Objective ▸ Retype every entry in its entirety, without alteration.

Dataset content ▸
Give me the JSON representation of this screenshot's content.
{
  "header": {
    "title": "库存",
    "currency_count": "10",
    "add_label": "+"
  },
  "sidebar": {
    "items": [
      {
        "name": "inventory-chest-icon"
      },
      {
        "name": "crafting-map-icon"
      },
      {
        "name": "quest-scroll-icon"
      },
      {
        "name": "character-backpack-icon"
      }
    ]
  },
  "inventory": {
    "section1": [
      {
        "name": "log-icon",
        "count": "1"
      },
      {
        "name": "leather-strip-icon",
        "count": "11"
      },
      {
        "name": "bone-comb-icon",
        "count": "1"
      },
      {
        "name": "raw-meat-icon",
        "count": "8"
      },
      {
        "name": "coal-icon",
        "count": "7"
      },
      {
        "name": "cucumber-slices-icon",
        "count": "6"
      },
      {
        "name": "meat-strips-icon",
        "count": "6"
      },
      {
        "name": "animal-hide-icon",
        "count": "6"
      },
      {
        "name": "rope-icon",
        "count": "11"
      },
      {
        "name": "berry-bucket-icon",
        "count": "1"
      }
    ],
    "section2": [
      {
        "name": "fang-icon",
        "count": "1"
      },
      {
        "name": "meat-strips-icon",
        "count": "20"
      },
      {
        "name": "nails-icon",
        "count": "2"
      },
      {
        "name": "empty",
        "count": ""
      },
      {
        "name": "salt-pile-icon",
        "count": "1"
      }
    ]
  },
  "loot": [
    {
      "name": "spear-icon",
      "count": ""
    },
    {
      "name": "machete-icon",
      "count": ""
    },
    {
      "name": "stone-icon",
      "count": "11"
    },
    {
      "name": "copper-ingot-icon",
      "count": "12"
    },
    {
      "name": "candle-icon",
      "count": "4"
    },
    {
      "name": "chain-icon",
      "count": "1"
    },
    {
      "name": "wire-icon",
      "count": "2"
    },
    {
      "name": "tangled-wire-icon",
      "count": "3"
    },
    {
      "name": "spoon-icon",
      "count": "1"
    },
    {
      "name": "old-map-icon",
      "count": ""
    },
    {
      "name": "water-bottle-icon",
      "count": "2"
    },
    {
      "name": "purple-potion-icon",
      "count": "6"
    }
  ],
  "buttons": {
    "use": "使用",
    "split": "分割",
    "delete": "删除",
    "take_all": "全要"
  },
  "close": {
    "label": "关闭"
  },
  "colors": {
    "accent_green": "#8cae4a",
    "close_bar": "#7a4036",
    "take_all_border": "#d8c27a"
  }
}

Written response ▸
Give me the JSON representation of this screenshot's content.
{
  "header": {
    "title": "库存",
    "currency_count": "10",
    "add_label": "+"
  },
  "sidebar": {
    "items": [
      {
        "name": "inventory-chest-icon"
      },
      {
        "name": "crafting-map-icon"
      },
      {
        "name": "quest-scroll-icon"
      },
      {
        "name": "character-backpack-icon"
      }
    ]
  },
  "inventory": {
    "section1": [
      {
        "name": "log-icon",
        "count": "1"
      },
      {
        "name": "leather-strip-icon",
        "count": "11"
      },
      {
        "name": "bone-comb-icon",
        "count": "1"
      },
      {
        "name": "raw-meat-icon",
        "count": "8"
      },
      {
        "name": "coal-icon",
        "count": "7"
      },
      {
        "name": "cucumber-slices-icon",
        "count": "6"
      },
      {
        "name": "meat-strips-icon",
        "count": "6"
      },
      {
        "name": "animal-hide-icon",
        "count": "6"
      },
      {
        "name": "rope-icon",
        "count": "11"
      },
      {
        "name": "berry-bucket-icon",
        "count": "1"
      }
    ],
    "section2": [
      {
        "name": "fang-icon",
        "count": "1"
      },
      {
        "name": "meat-strips-icon",
        "count": "20"
      },
      {
        "name": "nails-icon",
        "count": "2"
      },
      {
        "name": "empty",
        "count": ""
      },
      {
        "name": "salt-pile-icon",
        "count": "1"
      }
    ]
  },
  "loot": [
    {
      "name": "spear-icon",
      "count": ""
    },
    {
      "name": "machete-icon",
      "count": ""
    },
    {
      "name": "stone-icon",
      "count": "11"
    },
    {
      "name": "copper-ingot-icon",
      "count": "12"
    },
    {
      "name": "candle-icon",
      "count": "4"
    },
    {
      "name": "chain-icon",
      "count": "1"
    },
    {
      "name": "wire-icon",
      "count": "2"
    },
    {
      "name": "tangled-wire-icon",
      "count": "3"
    },
    {
      "name": "spoon-icon",
      "count": "1"
    },
    {
      "name": "old-map-icon",
      "count": ""
    },
    {
      "name": "water-bottle-icon",
      "count": "2"
    },
    {
      "name": "purple-potion-icon",
      "count": "6"
    }
  ],
  "buttons": {
    "use": "使用",
    "split": "分割",
    "delete": "删除",
    "take_all": "全要"
  },
  "close": {
    "label": "关闭"
  },
  "colors": {
    "accent_green": "#8cae4a",
    "close_bar": "#7a4036",
    "take_all_border": "#d8c27a"
  }
}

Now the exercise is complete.